§ **INSTRUCTION 1**: Reproduce the rows below exactly as they appear. Start with the first row and end with the line that contains "body-text: todo el", and include both of those lines.

§ **SOURCE EXCERPT**:
Kelly-Anne Smith (born 9 July 1979 in Winchester, Hampshire) is a voice-over artist and presenter based in London.
Smith is a continuity announcer for Channel 5 in the UK. She started as a radio presenter and was the Drivetime DJ on national station Virgin Radio.

Education 
Smith has a BA Communication, Culture and Media from Coventry University. Whilst at university she created the student radio station Phoenix Radio   now known as Source Radio.

Early career 
Smith started with a work placement at local Coventry radio station Kix96 whilst at university and was also a broadcast assistant for BBC CWR. In June 2001 she began hosting the breakfast show at Loughborough station Oak FM. From there she moved to the East Midlands regional station Century 106. She presented the new music evening show, interviewing new bands and doing live sessions.

§ **INSTRUCTION 2**: Carry on the biography of Kelly-Anne Smith above, starting after its last sentence.

§ **DATA SUPPLIED**:

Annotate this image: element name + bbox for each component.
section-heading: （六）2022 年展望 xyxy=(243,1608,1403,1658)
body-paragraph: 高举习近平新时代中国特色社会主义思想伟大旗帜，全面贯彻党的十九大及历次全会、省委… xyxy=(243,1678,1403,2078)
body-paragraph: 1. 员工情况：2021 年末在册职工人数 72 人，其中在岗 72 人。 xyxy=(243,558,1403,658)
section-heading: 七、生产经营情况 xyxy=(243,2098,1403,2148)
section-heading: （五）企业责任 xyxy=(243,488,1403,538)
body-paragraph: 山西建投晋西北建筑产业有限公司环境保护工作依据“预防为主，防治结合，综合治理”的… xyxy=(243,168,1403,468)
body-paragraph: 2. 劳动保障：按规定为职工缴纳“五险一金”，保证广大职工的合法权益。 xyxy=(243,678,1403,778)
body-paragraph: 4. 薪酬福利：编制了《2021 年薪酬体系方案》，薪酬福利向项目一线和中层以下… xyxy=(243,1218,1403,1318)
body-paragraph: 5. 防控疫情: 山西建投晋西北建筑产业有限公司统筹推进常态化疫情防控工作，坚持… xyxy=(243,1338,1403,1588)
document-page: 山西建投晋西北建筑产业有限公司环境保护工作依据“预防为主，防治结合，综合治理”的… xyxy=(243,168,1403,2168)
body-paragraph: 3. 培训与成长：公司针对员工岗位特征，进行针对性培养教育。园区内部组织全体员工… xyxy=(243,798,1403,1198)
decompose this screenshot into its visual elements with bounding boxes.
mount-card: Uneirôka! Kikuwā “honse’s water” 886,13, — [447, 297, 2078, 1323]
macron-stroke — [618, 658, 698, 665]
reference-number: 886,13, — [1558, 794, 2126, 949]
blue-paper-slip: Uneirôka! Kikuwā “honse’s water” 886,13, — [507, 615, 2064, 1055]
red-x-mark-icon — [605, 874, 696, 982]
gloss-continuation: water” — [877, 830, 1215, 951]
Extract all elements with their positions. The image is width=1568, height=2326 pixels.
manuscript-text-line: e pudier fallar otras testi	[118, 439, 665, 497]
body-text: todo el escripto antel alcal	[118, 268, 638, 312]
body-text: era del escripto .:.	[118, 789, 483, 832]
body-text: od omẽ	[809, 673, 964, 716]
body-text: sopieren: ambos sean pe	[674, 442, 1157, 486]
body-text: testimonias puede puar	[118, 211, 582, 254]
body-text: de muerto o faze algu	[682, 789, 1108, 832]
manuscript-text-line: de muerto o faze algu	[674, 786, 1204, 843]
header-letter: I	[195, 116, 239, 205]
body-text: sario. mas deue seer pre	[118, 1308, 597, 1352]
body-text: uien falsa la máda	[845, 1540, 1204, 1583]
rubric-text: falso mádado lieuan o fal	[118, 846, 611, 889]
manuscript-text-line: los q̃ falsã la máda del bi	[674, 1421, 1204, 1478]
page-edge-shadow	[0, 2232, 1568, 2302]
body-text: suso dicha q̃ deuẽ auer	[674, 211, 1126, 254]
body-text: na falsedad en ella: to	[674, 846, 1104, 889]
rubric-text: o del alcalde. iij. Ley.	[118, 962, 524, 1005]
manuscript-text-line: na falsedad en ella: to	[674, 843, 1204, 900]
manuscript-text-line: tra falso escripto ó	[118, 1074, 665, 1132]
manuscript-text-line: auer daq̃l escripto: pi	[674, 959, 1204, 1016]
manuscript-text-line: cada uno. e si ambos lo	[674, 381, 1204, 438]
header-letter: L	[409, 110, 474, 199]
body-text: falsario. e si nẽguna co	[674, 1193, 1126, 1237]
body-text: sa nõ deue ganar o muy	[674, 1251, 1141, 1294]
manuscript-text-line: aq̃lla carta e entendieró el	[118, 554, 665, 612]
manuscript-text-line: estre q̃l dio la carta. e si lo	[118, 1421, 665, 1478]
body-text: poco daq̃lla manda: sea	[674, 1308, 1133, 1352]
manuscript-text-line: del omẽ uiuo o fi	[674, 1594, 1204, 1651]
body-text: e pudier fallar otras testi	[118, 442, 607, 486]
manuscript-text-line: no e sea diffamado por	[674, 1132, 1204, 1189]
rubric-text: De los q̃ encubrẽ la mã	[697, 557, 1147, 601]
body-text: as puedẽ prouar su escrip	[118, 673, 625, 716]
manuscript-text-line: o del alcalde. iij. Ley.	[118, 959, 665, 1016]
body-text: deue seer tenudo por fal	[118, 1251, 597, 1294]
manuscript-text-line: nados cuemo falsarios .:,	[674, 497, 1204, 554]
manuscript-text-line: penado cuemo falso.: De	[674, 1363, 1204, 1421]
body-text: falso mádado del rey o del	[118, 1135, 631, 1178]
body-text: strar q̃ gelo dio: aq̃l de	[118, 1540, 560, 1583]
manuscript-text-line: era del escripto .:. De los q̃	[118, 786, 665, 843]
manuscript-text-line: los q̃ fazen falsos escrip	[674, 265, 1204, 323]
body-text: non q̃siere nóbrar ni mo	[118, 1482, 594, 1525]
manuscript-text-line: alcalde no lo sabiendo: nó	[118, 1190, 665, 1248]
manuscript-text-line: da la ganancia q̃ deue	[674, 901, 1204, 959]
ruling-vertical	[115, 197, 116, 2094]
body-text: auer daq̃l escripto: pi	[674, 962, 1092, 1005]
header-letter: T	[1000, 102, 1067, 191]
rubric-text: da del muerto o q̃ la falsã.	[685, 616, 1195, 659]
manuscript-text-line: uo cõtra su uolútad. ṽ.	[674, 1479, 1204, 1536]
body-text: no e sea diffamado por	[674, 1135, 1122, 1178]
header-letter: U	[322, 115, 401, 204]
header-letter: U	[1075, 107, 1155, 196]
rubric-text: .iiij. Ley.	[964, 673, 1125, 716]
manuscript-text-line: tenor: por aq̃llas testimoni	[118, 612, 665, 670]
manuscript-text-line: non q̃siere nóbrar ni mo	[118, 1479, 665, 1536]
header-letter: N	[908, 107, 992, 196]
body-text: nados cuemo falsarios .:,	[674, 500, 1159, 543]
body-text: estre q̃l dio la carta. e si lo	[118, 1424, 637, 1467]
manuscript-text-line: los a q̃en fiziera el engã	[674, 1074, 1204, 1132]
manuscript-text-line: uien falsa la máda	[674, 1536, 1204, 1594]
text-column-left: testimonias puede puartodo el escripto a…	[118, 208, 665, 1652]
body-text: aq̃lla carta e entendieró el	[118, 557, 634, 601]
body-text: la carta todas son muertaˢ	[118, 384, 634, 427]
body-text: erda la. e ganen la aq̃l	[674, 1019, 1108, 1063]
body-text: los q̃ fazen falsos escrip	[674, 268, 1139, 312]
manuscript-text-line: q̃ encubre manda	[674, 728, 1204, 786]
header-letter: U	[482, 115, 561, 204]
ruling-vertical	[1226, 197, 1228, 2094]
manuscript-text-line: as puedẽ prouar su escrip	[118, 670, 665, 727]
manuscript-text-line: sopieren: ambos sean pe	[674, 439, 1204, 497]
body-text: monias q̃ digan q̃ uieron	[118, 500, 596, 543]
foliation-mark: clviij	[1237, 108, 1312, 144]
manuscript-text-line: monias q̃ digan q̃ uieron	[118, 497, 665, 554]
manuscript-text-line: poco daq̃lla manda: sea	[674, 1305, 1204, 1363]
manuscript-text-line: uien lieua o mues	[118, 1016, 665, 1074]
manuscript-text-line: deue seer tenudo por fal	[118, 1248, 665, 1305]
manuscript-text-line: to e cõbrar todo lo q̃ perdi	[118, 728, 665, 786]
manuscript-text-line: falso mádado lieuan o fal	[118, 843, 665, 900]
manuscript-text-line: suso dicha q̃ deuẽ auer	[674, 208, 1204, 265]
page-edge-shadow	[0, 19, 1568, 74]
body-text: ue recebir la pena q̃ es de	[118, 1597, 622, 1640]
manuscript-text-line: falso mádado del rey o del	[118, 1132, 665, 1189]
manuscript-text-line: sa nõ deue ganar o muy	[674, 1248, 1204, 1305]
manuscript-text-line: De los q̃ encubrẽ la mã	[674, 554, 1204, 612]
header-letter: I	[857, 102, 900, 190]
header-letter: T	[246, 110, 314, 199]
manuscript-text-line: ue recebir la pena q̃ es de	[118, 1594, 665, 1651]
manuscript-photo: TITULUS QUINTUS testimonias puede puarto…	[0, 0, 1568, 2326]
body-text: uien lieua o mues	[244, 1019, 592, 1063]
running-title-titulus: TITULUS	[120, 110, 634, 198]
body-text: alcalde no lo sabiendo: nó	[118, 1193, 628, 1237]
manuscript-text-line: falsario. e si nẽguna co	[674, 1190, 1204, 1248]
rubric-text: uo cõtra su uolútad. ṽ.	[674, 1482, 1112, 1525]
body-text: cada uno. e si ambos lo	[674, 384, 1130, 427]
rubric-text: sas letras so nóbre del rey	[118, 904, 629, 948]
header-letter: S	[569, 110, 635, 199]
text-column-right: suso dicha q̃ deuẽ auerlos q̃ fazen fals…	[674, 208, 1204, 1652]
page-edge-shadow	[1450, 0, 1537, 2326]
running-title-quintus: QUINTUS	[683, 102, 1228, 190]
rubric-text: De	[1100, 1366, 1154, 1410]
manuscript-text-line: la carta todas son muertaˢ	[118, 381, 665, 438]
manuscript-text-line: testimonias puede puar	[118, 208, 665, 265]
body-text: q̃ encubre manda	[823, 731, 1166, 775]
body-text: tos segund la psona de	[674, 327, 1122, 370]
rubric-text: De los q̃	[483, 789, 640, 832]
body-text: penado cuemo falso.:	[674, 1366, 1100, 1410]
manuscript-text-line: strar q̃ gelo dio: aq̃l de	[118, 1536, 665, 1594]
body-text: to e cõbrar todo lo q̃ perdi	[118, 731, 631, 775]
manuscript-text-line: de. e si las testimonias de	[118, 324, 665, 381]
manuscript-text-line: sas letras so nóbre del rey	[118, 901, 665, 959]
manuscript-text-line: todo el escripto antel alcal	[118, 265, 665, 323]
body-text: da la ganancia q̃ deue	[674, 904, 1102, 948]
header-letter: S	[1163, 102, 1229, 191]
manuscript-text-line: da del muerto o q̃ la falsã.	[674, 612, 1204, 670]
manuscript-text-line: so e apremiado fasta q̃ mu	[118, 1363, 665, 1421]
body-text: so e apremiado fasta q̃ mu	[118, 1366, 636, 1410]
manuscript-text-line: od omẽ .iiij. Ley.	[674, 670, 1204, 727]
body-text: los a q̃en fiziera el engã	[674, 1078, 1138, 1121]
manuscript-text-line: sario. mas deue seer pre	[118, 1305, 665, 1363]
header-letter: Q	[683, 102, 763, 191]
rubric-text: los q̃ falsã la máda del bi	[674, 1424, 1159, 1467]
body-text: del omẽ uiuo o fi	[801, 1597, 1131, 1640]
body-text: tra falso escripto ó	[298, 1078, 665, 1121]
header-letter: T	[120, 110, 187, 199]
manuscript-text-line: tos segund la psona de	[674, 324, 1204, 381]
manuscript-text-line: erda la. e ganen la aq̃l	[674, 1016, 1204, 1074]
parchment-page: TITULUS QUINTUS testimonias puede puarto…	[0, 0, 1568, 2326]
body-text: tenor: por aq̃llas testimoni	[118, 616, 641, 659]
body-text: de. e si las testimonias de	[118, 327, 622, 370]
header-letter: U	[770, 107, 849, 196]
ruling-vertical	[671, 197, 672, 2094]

§ **WRITTEN RESPONSE 1**:
Annotate this image: element name + bbox for each component.
section-heading: （六）2022 年展望 xyxy=(243,1608,1403,1658)
body-paragraph: 高举习近平新时代中国特色社会主义思想伟大旗帜，全面贯彻党的十九大及历次全会、省委… xyxy=(243,1678,1403,2078)
body-paragraph: 1. 员工情况：2021 年末在册职工人数 72 人，其中在岗 72 人。 xyxy=(243,558,1403,658)
section-heading: 七、生产经营情况 xyxy=(243,2098,1403,2148)
section-heading: （五）企业责任 xyxy=(243,488,1403,538)
body-paragraph: 山西建投晋西北建筑产业有限公司环境保护工作依据“预防为主，防治结合，综合治理”的… xyxy=(243,168,1403,468)
body-paragraph: 2. 劳动保障：按规定为职工缴纳“五险一金”，保证广大职工的合法权益。 xyxy=(243,678,1403,778)
body-paragraph: 4. 薪酬福利：编制了《2021 年薪酬体系方案》，薪酬福利向项目一线和中层以下… xyxy=(243,1218,1403,1318)
body-paragraph: 5. 防控疫情: 山西建投晋西北建筑产业有限公司统筹推进常态化疫情防控工作，坚持… xyxy=(243,1338,1403,1588)
document-page: 山西建投晋西北建筑产业有限公司环境保护工作依据“预防为主，防治结合，综合治理”的… xyxy=(243,168,1403,2168)
body-paragraph: 3. 培训与成长：公司针对员工岗位特征，进行针对性培养教育。园区内部组织全体员工… xyxy=(243,798,1403,1198)
decompose this screenshot into its visual elements with bounding boxes.
mount-card: Uneirôka! Kikuwā “honse’s water” 886,13, — [447, 297, 2078, 1323]
macron-stroke — [618, 658, 698, 665]
reference-number: 886,13, — [1558, 794, 2126, 949]
blue-paper-slip: Uneirôka! Kikuwā “honse’s water” 886,13, — [507, 615, 2064, 1055]
red-x-mark-icon — [605, 874, 696, 982]
gloss-continuation: water” — [877, 830, 1215, 951]
Extract all elements with their positions. The image is width=1568, height=2326 pixels.
manuscript-text-line: e pudier fallar otras testi	[118, 439, 665, 497]
body-text: todo el escripto antel alcal	[118, 268, 638, 312]

§ **WRITTEN RESPONSE 2**:
Virgin Radio 
Smith joined Virgin Radio in 2003 to present a brand new evening show "Most Wanted". Being sandwiched in between Daryl Denham and Jeremy Kyle. After five months of being on the station, she was promoted to the drivetime slot Kelly-Anne did a lot of the interviews for the station and at the Isle of Wight Festival and V festival including Roger Daltrey, Pink and Hollywood superstar Will Smith. She has since returned to cover at the station as Virgin Radio and more recently as Absolute Radio.

Radio voice-over  
Smith's radio branding voice work includes Global Radio's Capital network, in London and across the UK and Bauer Radio Big City Network. She was the imaging voice for the Virgin Radio Canada network, which won an RAP Gold award for imaging. She voices the Free Radio Network in the UK, and is on stations in Pakistan, Canada, Switzerland and France as well as across America as the voice of Akon's Hitlab Radio Show and the Remix Top 30 Countdown with Sean Hamilton.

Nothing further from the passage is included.